(ENTRIES SHOWN):
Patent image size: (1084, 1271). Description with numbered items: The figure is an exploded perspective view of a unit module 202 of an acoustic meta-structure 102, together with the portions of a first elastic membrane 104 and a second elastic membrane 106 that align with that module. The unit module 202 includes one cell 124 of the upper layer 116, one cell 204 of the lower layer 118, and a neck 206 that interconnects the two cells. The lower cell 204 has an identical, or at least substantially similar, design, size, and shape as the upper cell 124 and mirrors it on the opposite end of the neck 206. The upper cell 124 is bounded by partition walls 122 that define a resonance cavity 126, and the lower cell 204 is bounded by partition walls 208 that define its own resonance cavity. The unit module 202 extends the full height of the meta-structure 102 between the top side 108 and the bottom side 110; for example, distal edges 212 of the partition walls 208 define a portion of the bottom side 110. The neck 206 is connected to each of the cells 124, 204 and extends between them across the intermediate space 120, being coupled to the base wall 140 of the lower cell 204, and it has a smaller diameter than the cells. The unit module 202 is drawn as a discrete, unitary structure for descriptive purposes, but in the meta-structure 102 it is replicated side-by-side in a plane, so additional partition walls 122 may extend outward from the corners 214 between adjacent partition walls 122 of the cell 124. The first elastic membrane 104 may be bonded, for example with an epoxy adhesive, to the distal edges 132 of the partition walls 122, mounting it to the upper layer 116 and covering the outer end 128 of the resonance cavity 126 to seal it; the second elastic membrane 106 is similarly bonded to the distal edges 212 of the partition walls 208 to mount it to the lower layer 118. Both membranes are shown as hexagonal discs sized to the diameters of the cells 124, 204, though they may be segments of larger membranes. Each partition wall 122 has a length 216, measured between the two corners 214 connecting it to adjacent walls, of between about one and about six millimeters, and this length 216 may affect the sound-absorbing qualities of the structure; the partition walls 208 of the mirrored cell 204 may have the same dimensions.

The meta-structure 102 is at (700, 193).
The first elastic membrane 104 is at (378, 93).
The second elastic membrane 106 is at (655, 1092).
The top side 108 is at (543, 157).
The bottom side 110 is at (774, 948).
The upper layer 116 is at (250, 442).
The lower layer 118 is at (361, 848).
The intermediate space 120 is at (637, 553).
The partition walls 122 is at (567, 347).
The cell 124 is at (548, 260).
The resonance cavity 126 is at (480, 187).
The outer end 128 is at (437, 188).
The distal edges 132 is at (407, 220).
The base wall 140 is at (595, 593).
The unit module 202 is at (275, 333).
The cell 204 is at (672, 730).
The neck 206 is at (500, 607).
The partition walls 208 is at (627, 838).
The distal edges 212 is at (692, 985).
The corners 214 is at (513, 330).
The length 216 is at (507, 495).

(ABOUT THIS TASK): Set the records above down again. Match them exactly.

(RESPONSE AREA):
Patent image size: (1084, 1271). Description with numbered items: The figure is an exploded perspective view of a unit module 202 of an acoustic meta-structure 102, together with the portions of a first elastic membrane 104 and a second elastic membrane 106 that align with that module. The unit module 202 includes one cell 124 of the upper layer 116, one cell 204 of the lower layer 118, and a neck 206 that interconnects the two cells. The lower cell 204 has an identical, or at least substantially similar, design, size, and shape as the upper cell 124 and mirrors it on the opposite end of the neck 206. The upper cell 124 is bounded by partition walls 122 that define a resonance cavity 126, and the lower cell 204 is bounded by partition walls 208 that define its own resonance cavity. The unit module 202 extends the full height of the meta-structure 102 between the top side 108 and the bottom side 110; for example, distal edges 212 of the partition walls 208 define a portion of the bottom side 110. The neck 206 is connected to each of the cells 124, 204 and extends between them across the intermediate space 120, being coupled to the base wall 140 of the lower cell 204, and it has a smaller diameter than the cells. The unit module 202 is drawn as a discrete, unitary structure for descriptive purposes, but in the meta-structure 102 it is replicated side-by-side in a plane, so additional partition walls 122 may extend outward from the corners 214 between adjacent partition walls 122 of the cell 124. The first elastic membrane 104 may be bonded, for example with an epoxy adhesive, to the distal edges 132 of the partition walls 122, mounting it to the upper layer 116 and covering the outer end 128 of the resonance cavity 126 to seal it; the second elastic membrane 106 is similarly bonded to the distal edges 212 of the partition walls 208 to mount it to the lower layer 118. Both membranes are shown as hexagonal discs sized to the diameters of the cells 124, 204, though they may be segments of larger membranes. Each partition wall 122 has a length 216, measured between the two corners 214 connecting it to adjacent walls, of between about one and about six millimeters, and this length 216 may affect the sound-absorbing qualities of the structure; the partition walls 208 of the mirrored cell 204 may have the same dimensions.

The meta-structure 102 is at (700, 193).
The first elastic membrane 104 is at (378, 93).
The second elastic membrane 106 is at (655, 1092).
The top side 108 is at (543, 157).
The bottom side 110 is at (774, 948).
The upper layer 116 is at (250, 442).
The lower layer 118 is at (361, 848).
The intermediate space 120 is at (637, 553).
The partition walls 122 is at (567, 347).
The cell 124 is at (548, 260).
The resonance cavity 126 is at (480, 187).
The outer end 128 is at (437, 188).
The distal edges 132 is at (407, 220).
The base wall 140 is at (595, 593).
The unit module 202 is at (275, 333).
The cell 204 is at (672, 730).
The neck 206 is at (500, 607).
The partition walls 208 is at (627, 838).
The distal edges 212 is at (692, 985).
The corners 214 is at (513, 330).
The length 216 is at (507, 495).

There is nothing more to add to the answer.